__Data supplied__:
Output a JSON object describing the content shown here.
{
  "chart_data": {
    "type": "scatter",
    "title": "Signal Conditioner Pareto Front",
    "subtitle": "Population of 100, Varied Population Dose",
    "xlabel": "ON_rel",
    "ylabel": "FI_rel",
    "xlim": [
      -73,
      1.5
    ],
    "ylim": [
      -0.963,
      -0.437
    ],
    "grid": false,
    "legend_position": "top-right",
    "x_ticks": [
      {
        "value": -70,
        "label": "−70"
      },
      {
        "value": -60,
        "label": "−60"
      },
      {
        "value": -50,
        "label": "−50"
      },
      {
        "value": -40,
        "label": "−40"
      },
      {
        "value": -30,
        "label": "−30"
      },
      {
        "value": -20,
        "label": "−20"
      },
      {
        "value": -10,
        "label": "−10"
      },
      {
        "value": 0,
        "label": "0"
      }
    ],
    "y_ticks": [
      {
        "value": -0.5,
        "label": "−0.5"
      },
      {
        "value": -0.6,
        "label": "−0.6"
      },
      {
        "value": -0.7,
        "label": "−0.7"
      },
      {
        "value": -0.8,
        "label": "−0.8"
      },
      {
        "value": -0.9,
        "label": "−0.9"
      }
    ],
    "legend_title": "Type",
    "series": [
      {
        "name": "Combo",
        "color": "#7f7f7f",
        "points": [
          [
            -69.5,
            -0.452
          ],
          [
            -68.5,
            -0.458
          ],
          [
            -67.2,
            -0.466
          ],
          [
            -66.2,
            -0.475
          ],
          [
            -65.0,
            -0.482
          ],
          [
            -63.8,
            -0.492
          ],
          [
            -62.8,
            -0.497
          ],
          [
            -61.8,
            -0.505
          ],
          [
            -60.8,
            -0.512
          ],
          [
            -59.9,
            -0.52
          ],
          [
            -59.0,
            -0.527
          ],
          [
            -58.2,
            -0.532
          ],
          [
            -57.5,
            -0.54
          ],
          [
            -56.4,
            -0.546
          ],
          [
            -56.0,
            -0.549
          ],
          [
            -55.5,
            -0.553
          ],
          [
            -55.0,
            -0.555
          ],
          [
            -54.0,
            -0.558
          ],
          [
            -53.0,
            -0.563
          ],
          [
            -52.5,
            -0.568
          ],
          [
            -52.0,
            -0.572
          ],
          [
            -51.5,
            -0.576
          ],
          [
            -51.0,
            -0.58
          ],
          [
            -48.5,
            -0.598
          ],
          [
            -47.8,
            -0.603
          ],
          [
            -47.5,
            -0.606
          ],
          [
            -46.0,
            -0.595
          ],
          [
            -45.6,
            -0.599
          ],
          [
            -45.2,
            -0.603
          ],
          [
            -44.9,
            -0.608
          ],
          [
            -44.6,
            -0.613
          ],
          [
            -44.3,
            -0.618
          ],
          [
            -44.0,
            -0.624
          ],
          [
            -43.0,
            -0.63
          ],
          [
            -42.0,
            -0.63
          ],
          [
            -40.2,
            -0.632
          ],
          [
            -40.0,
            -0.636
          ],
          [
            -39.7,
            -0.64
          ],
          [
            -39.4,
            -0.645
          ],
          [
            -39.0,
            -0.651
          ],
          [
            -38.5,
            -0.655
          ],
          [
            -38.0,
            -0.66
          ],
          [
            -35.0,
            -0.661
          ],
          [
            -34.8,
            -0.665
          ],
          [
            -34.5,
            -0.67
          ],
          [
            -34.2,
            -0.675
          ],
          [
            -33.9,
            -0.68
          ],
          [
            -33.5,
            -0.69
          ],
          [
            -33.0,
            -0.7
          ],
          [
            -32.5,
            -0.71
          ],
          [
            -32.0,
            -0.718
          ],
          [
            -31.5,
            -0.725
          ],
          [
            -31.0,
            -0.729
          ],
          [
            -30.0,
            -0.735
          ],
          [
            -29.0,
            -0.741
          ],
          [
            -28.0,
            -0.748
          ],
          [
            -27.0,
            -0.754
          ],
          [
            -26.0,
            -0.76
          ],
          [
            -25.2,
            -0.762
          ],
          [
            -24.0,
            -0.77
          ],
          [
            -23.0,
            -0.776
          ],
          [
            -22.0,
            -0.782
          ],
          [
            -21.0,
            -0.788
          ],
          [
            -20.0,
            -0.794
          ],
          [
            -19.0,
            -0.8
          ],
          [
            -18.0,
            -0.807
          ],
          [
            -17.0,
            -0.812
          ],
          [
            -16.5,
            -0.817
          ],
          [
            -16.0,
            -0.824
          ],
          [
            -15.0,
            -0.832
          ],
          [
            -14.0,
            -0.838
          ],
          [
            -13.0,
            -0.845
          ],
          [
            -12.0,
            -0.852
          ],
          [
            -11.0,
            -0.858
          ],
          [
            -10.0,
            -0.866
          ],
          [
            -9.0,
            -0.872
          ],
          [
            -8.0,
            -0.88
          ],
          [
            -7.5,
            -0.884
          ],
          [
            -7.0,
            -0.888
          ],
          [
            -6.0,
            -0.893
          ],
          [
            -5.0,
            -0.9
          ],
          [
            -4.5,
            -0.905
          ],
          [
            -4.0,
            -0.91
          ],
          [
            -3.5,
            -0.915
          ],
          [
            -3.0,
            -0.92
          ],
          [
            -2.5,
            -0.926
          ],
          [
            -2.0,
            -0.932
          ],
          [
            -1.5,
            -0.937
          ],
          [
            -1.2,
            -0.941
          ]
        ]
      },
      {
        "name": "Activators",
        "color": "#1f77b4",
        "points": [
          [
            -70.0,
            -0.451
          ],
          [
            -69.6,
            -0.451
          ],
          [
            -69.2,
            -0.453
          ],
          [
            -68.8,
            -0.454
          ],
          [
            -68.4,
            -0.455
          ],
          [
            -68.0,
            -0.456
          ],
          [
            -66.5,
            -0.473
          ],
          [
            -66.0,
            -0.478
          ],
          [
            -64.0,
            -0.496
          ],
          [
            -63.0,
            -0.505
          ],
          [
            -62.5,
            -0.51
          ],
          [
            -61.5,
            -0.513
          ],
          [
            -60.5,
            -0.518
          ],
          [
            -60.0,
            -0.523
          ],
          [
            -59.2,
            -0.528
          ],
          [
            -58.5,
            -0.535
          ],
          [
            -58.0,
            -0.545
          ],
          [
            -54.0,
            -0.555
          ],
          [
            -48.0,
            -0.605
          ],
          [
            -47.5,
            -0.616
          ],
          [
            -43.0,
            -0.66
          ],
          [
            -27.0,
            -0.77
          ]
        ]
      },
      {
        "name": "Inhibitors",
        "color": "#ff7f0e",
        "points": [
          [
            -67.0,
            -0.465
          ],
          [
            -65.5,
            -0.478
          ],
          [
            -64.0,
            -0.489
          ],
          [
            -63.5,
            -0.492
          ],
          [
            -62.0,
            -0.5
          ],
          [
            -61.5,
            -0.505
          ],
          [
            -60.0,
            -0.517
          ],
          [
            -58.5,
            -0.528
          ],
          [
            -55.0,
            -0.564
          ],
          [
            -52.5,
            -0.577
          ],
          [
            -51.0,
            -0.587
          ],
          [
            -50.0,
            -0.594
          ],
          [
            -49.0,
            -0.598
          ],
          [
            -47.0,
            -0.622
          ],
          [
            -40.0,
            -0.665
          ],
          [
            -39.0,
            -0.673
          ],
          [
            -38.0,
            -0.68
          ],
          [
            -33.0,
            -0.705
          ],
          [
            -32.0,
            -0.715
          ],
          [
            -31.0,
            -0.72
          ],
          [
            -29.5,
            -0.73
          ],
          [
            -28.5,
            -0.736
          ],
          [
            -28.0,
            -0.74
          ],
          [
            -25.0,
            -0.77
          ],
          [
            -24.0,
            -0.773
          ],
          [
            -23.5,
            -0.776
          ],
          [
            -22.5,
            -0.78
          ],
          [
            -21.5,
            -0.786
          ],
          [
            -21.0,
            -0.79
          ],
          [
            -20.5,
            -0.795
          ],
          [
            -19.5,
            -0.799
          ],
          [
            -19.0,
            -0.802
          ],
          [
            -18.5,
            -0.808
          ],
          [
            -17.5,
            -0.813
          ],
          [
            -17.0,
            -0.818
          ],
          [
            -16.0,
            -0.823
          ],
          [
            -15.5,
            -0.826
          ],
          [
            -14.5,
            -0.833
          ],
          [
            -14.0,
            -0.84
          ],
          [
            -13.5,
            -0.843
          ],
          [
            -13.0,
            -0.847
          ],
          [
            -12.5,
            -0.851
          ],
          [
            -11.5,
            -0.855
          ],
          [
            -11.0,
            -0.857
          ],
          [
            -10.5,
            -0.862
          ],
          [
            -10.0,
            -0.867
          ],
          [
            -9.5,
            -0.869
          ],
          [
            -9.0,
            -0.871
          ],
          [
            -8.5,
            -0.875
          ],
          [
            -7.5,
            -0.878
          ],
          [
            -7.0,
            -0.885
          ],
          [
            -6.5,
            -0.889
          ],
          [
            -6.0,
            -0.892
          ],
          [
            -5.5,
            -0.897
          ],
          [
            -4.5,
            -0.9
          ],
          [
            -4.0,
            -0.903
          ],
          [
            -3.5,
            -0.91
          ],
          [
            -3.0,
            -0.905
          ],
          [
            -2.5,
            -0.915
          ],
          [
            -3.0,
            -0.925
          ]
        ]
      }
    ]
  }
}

__Written exercise__: Count how many lines hold the string "name" and give that number alone.

__Answer to the problem__: 3